[Data records]
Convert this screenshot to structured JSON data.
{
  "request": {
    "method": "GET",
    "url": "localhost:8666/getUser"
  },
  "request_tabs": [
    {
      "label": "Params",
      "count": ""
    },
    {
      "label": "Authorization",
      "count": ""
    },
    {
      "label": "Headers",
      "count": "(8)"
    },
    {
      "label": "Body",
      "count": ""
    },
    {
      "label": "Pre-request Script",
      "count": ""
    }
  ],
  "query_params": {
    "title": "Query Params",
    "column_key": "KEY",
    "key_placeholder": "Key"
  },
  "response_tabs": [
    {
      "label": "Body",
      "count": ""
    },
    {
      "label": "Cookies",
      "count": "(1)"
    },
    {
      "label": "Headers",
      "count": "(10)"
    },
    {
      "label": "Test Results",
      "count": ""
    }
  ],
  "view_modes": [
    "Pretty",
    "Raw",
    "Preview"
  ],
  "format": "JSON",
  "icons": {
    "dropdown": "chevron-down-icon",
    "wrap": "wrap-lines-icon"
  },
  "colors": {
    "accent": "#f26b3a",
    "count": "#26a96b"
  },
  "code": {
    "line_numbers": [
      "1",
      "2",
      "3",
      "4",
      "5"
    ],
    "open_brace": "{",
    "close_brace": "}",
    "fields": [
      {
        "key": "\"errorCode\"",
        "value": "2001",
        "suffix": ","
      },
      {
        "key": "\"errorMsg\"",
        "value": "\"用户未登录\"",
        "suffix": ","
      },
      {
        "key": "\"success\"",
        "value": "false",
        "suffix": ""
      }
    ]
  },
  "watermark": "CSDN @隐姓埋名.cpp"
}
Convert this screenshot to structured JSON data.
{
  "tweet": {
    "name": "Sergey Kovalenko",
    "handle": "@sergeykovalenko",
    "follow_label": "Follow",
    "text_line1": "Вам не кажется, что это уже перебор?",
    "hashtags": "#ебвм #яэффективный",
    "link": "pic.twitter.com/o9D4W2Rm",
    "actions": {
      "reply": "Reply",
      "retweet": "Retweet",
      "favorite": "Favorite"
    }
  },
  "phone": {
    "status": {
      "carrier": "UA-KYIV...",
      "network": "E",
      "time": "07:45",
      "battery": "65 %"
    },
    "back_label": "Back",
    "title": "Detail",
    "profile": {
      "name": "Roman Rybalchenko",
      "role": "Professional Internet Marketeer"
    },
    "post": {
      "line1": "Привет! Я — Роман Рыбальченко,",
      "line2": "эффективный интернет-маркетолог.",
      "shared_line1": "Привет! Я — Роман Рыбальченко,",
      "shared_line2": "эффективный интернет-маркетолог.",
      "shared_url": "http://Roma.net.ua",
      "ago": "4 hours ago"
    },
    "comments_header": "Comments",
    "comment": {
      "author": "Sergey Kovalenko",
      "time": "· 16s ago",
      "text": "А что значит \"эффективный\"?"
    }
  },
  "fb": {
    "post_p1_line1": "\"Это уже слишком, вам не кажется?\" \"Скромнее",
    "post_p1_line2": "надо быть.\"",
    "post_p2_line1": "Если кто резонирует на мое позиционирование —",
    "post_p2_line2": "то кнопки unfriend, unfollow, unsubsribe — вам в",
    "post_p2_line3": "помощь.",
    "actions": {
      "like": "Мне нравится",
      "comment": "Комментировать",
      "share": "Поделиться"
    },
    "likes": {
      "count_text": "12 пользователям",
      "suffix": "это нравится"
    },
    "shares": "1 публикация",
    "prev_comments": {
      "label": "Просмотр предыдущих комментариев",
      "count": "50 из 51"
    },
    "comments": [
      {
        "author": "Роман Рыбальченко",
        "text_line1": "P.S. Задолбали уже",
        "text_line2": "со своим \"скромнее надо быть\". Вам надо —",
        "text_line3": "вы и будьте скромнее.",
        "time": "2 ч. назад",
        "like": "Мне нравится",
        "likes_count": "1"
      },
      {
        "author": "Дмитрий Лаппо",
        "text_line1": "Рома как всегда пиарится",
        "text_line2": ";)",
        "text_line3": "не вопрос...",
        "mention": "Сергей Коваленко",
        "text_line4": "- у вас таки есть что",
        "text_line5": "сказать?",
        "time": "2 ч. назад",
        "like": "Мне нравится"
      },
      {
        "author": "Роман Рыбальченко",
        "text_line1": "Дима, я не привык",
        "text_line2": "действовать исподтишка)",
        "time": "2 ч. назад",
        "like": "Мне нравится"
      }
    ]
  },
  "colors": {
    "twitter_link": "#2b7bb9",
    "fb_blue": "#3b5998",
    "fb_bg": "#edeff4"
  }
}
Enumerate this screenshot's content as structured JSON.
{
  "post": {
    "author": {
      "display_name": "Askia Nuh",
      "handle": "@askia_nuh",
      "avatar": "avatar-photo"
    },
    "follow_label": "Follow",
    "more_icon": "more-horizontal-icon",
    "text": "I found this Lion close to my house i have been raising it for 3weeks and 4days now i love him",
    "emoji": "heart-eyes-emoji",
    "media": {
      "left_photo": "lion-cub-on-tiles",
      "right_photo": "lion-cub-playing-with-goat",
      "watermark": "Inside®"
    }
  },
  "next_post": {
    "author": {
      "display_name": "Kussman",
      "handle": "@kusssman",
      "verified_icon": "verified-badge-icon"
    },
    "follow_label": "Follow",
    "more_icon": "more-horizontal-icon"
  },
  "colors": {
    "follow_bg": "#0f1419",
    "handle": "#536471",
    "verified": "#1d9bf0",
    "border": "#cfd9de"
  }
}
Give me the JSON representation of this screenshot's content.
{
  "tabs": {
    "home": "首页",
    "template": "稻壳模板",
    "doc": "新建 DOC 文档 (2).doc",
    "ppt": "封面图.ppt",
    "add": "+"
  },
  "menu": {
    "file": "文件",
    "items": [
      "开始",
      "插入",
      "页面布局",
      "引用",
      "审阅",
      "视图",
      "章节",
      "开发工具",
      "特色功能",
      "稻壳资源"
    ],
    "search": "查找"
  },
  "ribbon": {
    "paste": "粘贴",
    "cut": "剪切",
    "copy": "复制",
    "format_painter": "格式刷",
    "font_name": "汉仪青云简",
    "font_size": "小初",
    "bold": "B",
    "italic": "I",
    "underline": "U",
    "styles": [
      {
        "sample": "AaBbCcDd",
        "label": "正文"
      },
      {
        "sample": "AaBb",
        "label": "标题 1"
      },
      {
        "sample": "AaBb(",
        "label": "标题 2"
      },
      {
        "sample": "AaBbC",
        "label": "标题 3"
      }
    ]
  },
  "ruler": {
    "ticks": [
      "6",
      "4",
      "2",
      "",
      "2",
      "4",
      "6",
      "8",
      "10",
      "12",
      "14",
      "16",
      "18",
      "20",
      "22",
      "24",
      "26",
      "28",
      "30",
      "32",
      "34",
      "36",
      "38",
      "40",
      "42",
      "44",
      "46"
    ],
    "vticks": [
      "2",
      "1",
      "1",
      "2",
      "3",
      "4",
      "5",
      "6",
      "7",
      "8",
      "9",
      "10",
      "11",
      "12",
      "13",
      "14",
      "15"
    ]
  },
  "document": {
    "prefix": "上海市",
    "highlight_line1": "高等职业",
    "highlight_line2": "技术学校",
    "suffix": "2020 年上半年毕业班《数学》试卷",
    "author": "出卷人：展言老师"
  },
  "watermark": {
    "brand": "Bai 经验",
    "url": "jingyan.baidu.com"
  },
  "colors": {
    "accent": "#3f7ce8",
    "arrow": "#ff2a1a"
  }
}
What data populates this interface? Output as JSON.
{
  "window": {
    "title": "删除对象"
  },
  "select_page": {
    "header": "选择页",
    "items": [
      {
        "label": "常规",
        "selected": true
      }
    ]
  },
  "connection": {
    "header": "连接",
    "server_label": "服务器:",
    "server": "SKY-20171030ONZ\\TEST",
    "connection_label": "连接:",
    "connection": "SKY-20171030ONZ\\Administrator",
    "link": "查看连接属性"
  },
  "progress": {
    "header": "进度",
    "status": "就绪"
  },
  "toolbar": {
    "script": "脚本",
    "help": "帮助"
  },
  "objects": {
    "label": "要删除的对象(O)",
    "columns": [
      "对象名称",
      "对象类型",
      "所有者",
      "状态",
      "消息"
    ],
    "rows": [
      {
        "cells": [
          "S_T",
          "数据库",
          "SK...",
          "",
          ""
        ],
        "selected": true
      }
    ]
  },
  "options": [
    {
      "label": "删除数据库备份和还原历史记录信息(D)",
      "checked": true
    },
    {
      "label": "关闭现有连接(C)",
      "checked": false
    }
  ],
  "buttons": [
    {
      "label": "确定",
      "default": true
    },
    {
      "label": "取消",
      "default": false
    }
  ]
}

» **SET EXERCISE**
Pull out every line in the data above that has the word "Привет".

» **PROBLEM SOLUTION**
      "line1": "Привет! Я — Роман Рыбальченко,",
      "shared_line1": "Привет! Я — Роман Рыбальченко,",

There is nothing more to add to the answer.